**Exercise**
Filter the data below for the string "Times" and copy each matching line.

Stored data entries
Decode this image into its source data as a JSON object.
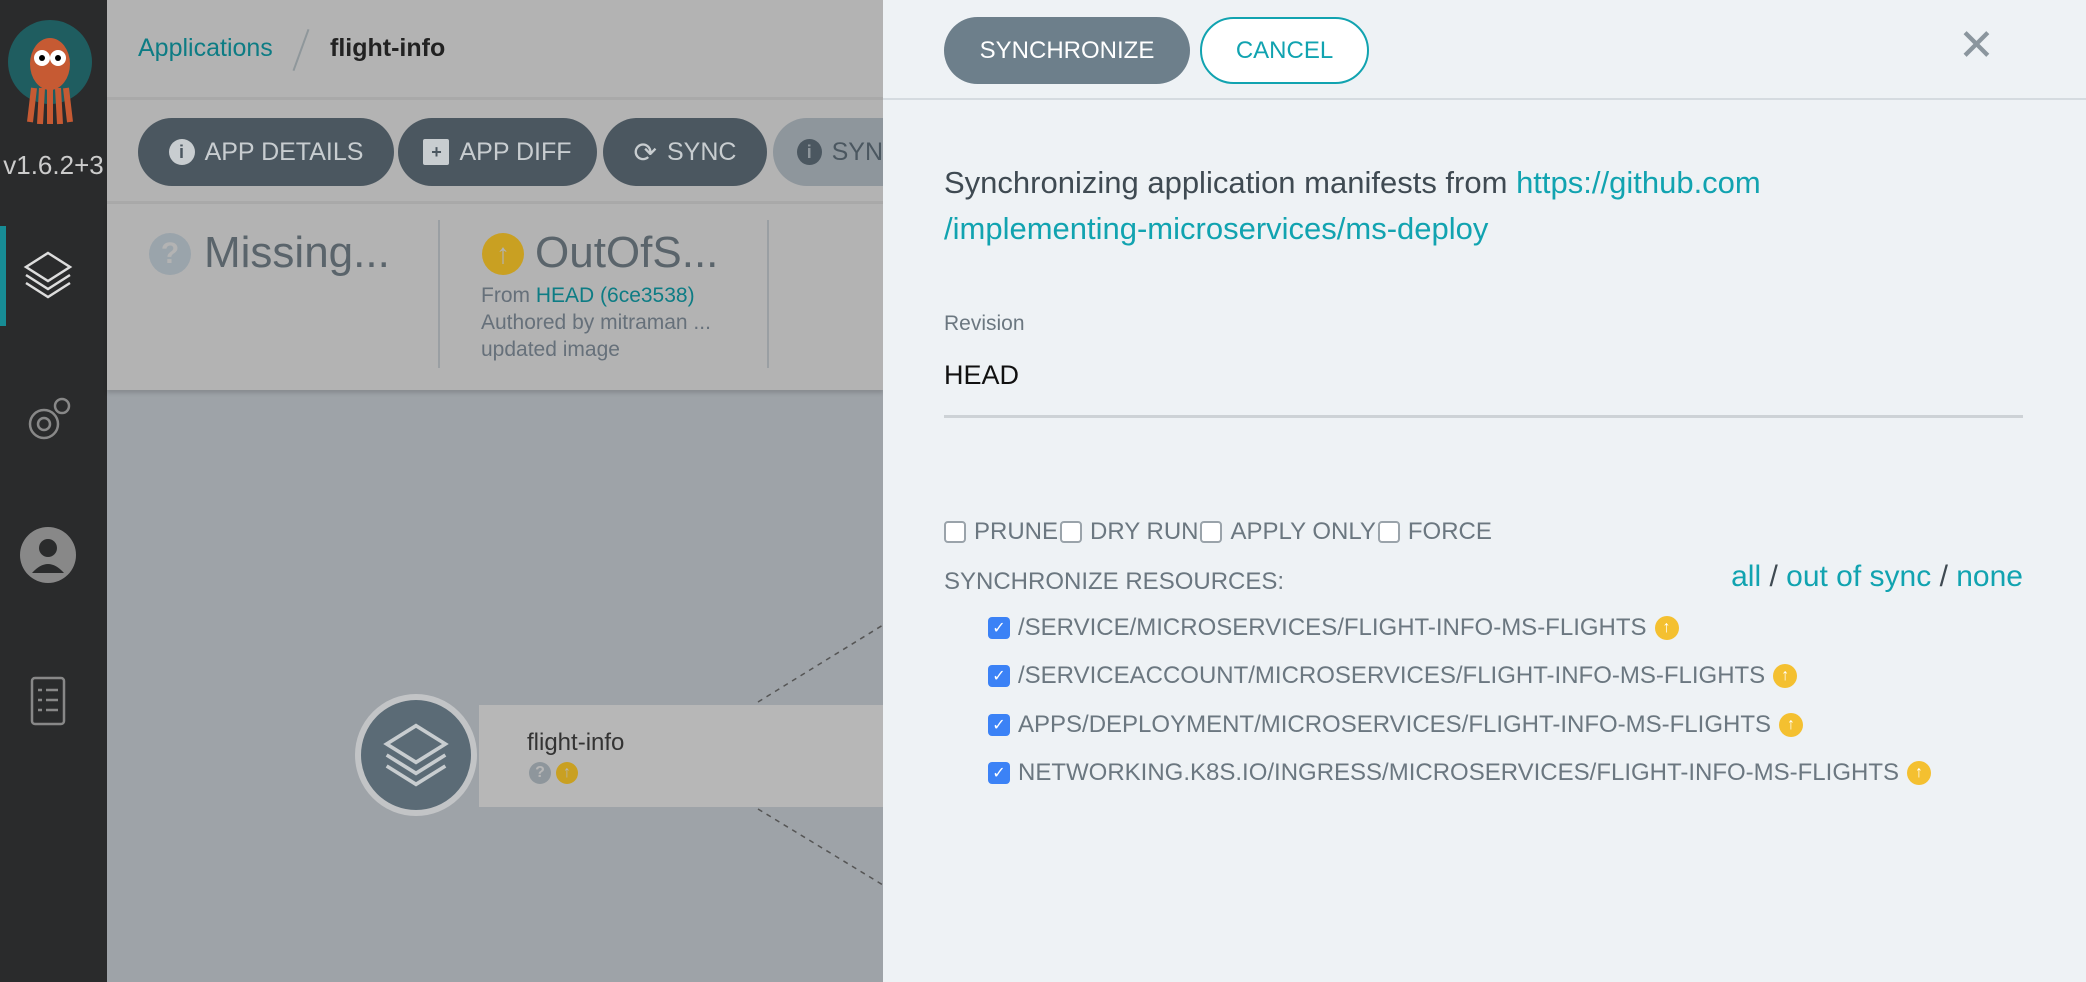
{
  "sidebar": {
    "version": "v1.6.2+3",
    "items": [
      "applications",
      "settings",
      "user-info",
      "docs"
    ]
  },
  "breadcrumb": {
    "root": "Applications",
    "current": "flight-info"
  },
  "toolbar": {
    "app_details": "APP DETAILS",
    "app_diff": "APP DIFF",
    "sync": "SYNC",
    "sync_status": "SYN"
  },
  "status": {
    "health": "Missing...",
    "sync": "OutOfS...",
    "from_label": "From",
    "revision": "HEAD (6ce3538)",
    "author": "Authored by mitraman ...",
    "message": "updated image"
  },
  "graph": {
    "node_name": "flight-info"
  },
  "panel": {
    "synchronize": "SYNCHRONIZE",
    "cancel": "CANCEL",
    "intro": "Synchronizing application manifests from",
    "repo_line1": "https://github.com",
    "repo_line2": "/implementing-microservices/ms-deploy",
    "revision_label": "Revision",
    "revision_value": "HEAD",
    "options": [
      "PRUNE",
      "DRY RUN",
      "APPLY ONLY",
      "FORCE"
    ],
    "resources_label": "SYNCHRONIZE RESOURCES:",
    "select_all": "all",
    "select_out_of_sync": "out of sync",
    "select_none": "none",
    "sep": "/",
    "resources": [
      "/SERVICE/MICROSERVICES/FLIGHT-INFO-MS-FLIGHTS",
      "/SERVICEACCOUNT/MICROSERVICES/FLIGHT-INFO-MS-FLIGHTS",
      "APPS/DEPLOYMENT/MICROSERVICES/FLIGHT-INFO-MS-FLIGHTS",
      "NETWORKING.K8S.IO/INGRESS/MICROSERVICES/FLIGHT-INFO-MS-FLIGHTS"
    ]
  },
  "colors": {
    "accent": "#11a3b0",
    "out_of_sync": "#f4c030",
    "checkbox": "#3b82f6"
  }
}
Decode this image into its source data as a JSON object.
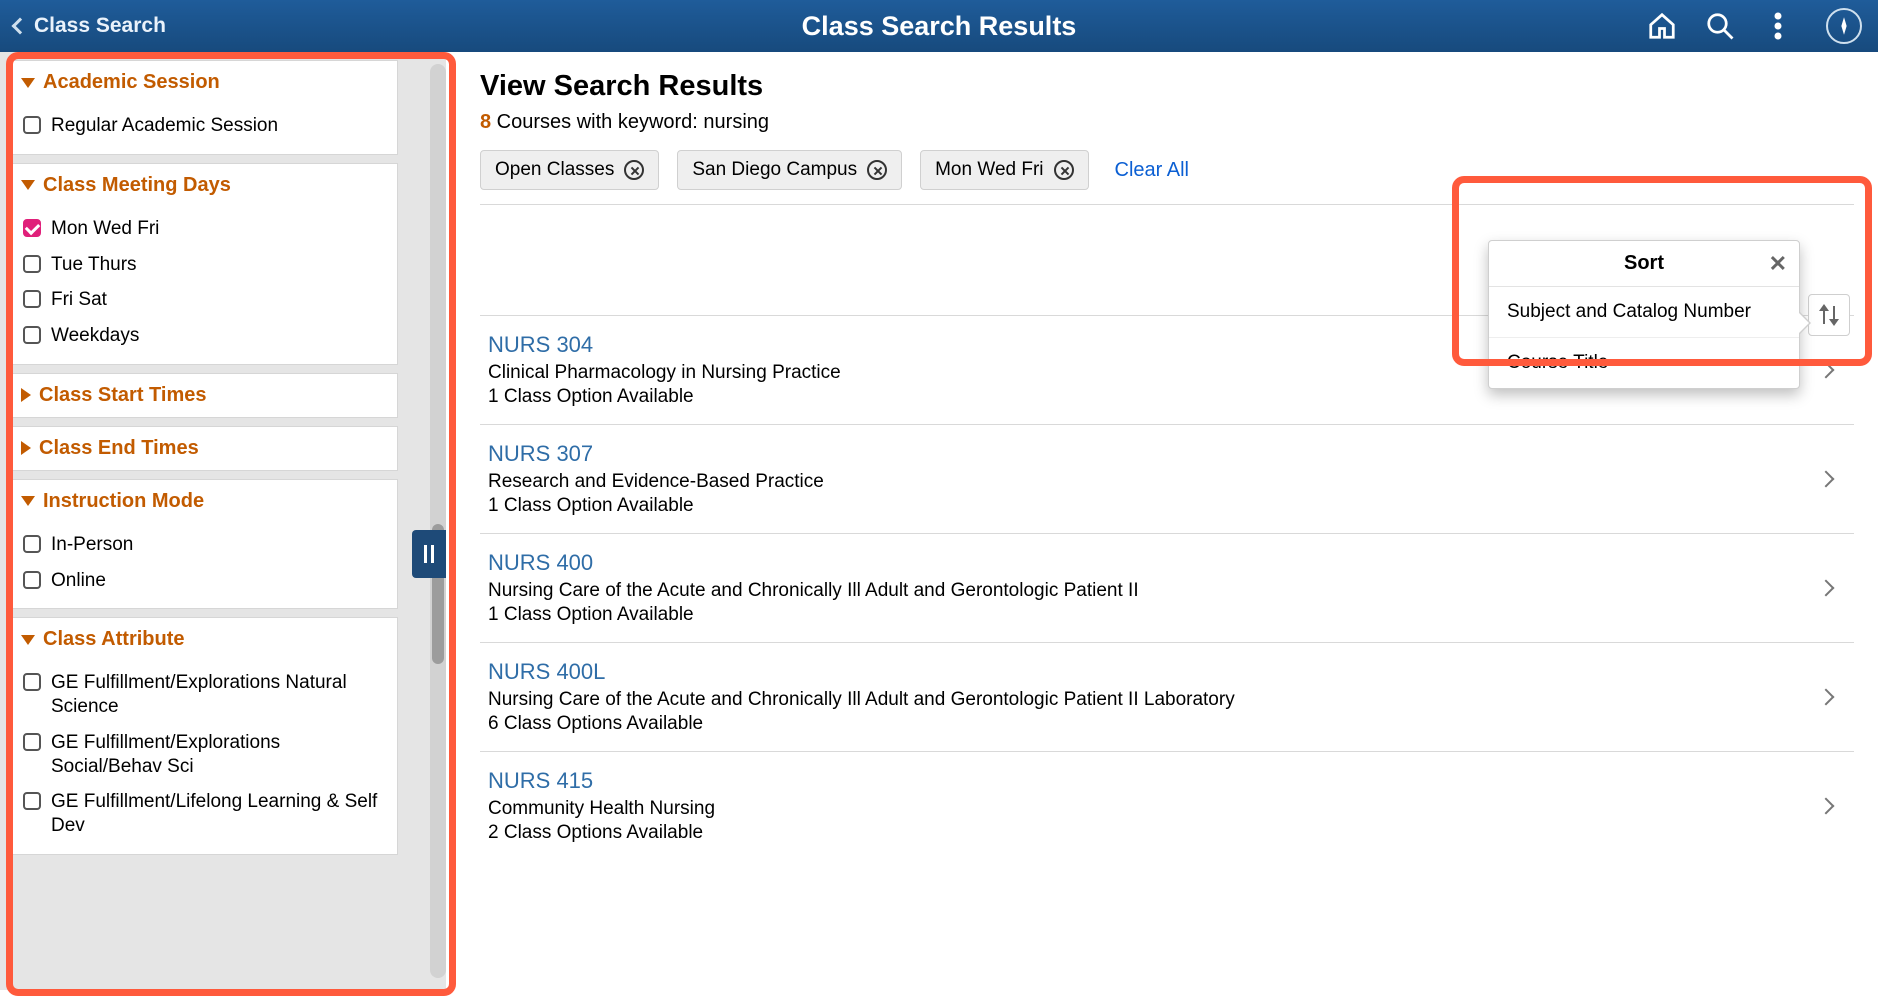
{
  "header": {
    "back_label": "Class Search",
    "title": "Class Search Results"
  },
  "sidebar": {
    "groups": [
      {
        "title": "Academic Session",
        "expanded": true,
        "options": [
          {
            "label": "Regular Academic Session",
            "checked": false
          }
        ]
      },
      {
        "title": "Class Meeting Days",
        "expanded": true,
        "options": [
          {
            "label": "Mon Wed Fri",
            "checked": true
          },
          {
            "label": "Tue Thurs",
            "checked": false
          },
          {
            "label": "Fri Sat",
            "checked": false
          },
          {
            "label": "Weekdays",
            "checked": false
          }
        ]
      },
      {
        "title": "Class Start Times",
        "expanded": false,
        "options": []
      },
      {
        "title": "Class End Times",
        "expanded": false,
        "options": []
      },
      {
        "title": "Instruction Mode",
        "expanded": true,
        "options": [
          {
            "label": "In-Person",
            "checked": false
          },
          {
            "label": "Online",
            "checked": false
          }
        ]
      },
      {
        "title": "Class Attribute",
        "expanded": true,
        "options": [
          {
            "label": "GE Fulfillment/Explorations Natural Science",
            "checked": false
          },
          {
            "label": "GE Fulfillment/Explorations Social/Behav Sci",
            "checked": false
          },
          {
            "label": "GE Fulfillment/Lifelong Learning & Self Dev",
            "checked": false
          }
        ]
      }
    ]
  },
  "main": {
    "heading": "View Search Results",
    "summary_count": "8",
    "summary_rest": " Courses with keyword: nursing",
    "chips": [
      {
        "label": "Open Classes"
      },
      {
        "label": "San Diego Campus"
      },
      {
        "label": "Mon Wed Fri"
      }
    ],
    "clear_all": "Clear All",
    "sort_popover": {
      "title": "Sort",
      "options": [
        {
          "label": "Subject and Catalog Number"
        },
        {
          "label": "Course Title"
        }
      ]
    },
    "results": [
      {
        "code": "NURS 304",
        "title": "Clinical Pharmacology in Nursing Practice",
        "sub": "1 Class Option Available"
      },
      {
        "code": "NURS 307",
        "title": "Research and Evidence-Based Practice",
        "sub": "1 Class Option Available"
      },
      {
        "code": "NURS 400",
        "title": "Nursing Care of the Acute and Chronically Ill Adult and Gerontologic Patient II",
        "sub": "1 Class Option Available"
      },
      {
        "code": "NURS 400L",
        "title": "Nursing Care of the Acute and Chronically Ill Adult and Gerontologic Patient II Laboratory",
        "sub": "6 Class Options Available"
      },
      {
        "code": "NURS 415",
        "title": "Community Health Nursing",
        "sub": "2 Class Options Available"
      }
    ]
  }
}
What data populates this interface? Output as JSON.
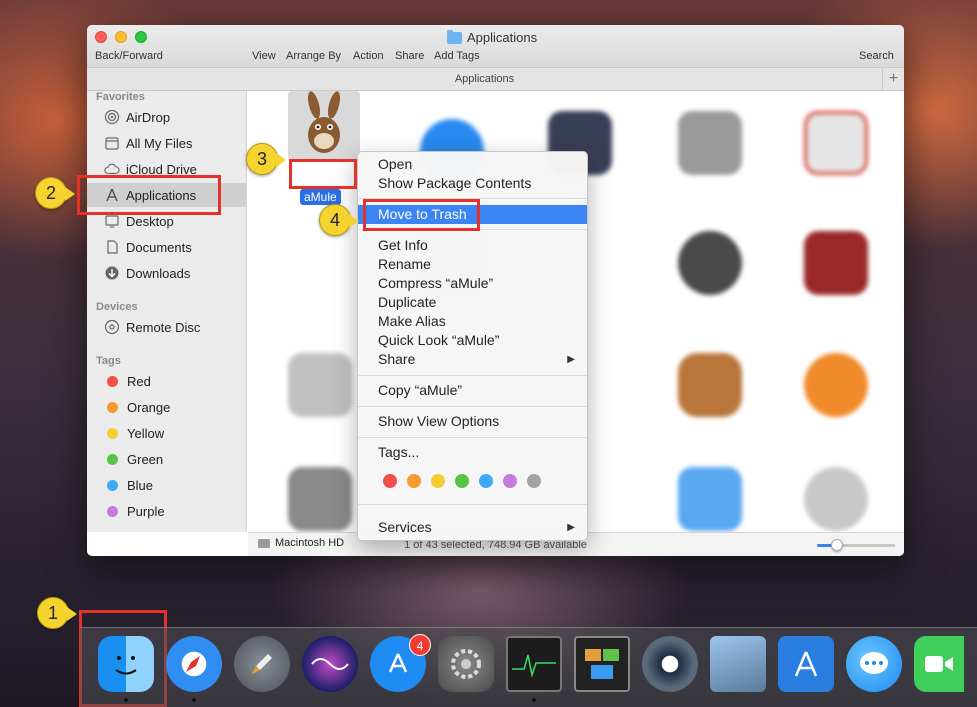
{
  "window": {
    "title": "Applications",
    "toolbar": {
      "back_forward": "Back/Forward",
      "view": "View",
      "arrange_by": "Arrange By",
      "action": "Action",
      "share": "Share",
      "add_tags": "Add Tags",
      "search": "Search"
    },
    "path_title": "Applications",
    "plus": "+"
  },
  "sidebar": {
    "favorites_header": "Favorites",
    "favorites": [
      {
        "label": "AirDrop",
        "icon": "airdrop-icon"
      },
      {
        "label": "All My Files",
        "icon": "all-files-icon"
      },
      {
        "label": "iCloud Drive",
        "icon": "cloud-icon"
      },
      {
        "label": "Applications",
        "icon": "applications-icon",
        "selected": true
      },
      {
        "label": "Desktop",
        "icon": "desktop-icon"
      },
      {
        "label": "Documents",
        "icon": "documents-icon"
      },
      {
        "label": "Downloads",
        "icon": "downloads-icon"
      }
    ],
    "devices_header": "Devices",
    "devices": [
      {
        "label": "Remote Disc",
        "icon": "disc-icon"
      }
    ],
    "tags_header": "Tags",
    "tags": [
      {
        "label": "Red",
        "color": "#f0504a"
      },
      {
        "label": "Orange",
        "color": "#f59a30"
      },
      {
        "label": "Yellow",
        "color": "#f5cd32"
      },
      {
        "label": "Green",
        "color": "#58c447"
      },
      {
        "label": "Blue",
        "color": "#3ea9f5"
      },
      {
        "label": "Purple",
        "color": "#c67be0"
      }
    ]
  },
  "content": {
    "selected_app": "aMule",
    "path_item": "Macintosh HD",
    "status": "1 of 43 selected, 748.94 GB available",
    "zoom_level": 0.25
  },
  "context_menu": {
    "open": "Open",
    "show_package": "Show Package Contents",
    "move_to_trash": "Move to Trash",
    "get_info": "Get Info",
    "rename": "Rename",
    "compress": "Compress “aMule”",
    "duplicate": "Duplicate",
    "make_alias": "Make Alias",
    "quick_look": "Quick Look “aMule”",
    "share": "Share",
    "copy": "Copy “aMule”",
    "show_view_options": "Show View Options",
    "tags": "Tags...",
    "services": "Services",
    "submenu_arrow": "▶",
    "tag_colors": [
      "#f0504a",
      "#f59a30",
      "#f5cd32",
      "#58c447",
      "#3ea9f5",
      "#c67be0",
      "#a3a3a3"
    ]
  },
  "callouts": {
    "step1": "1",
    "step2": "2",
    "step3": "3",
    "step4": "4"
  },
  "dock": {
    "app_store_badge": "4",
    "apps": [
      "finder-icon",
      "safari-icon",
      "launchpad-icon",
      "siri-icon",
      "app-store-icon",
      "system-preferences-icon",
      "activity-monitor-icon",
      "mission-control-icon",
      "quicktime-icon",
      "preview-icon",
      "xcode-icon",
      "messages-icon",
      "facetime-icon"
    ]
  }
}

**Solved exercise**
        "title": "Class Start Times",
        "title": "Class End Times",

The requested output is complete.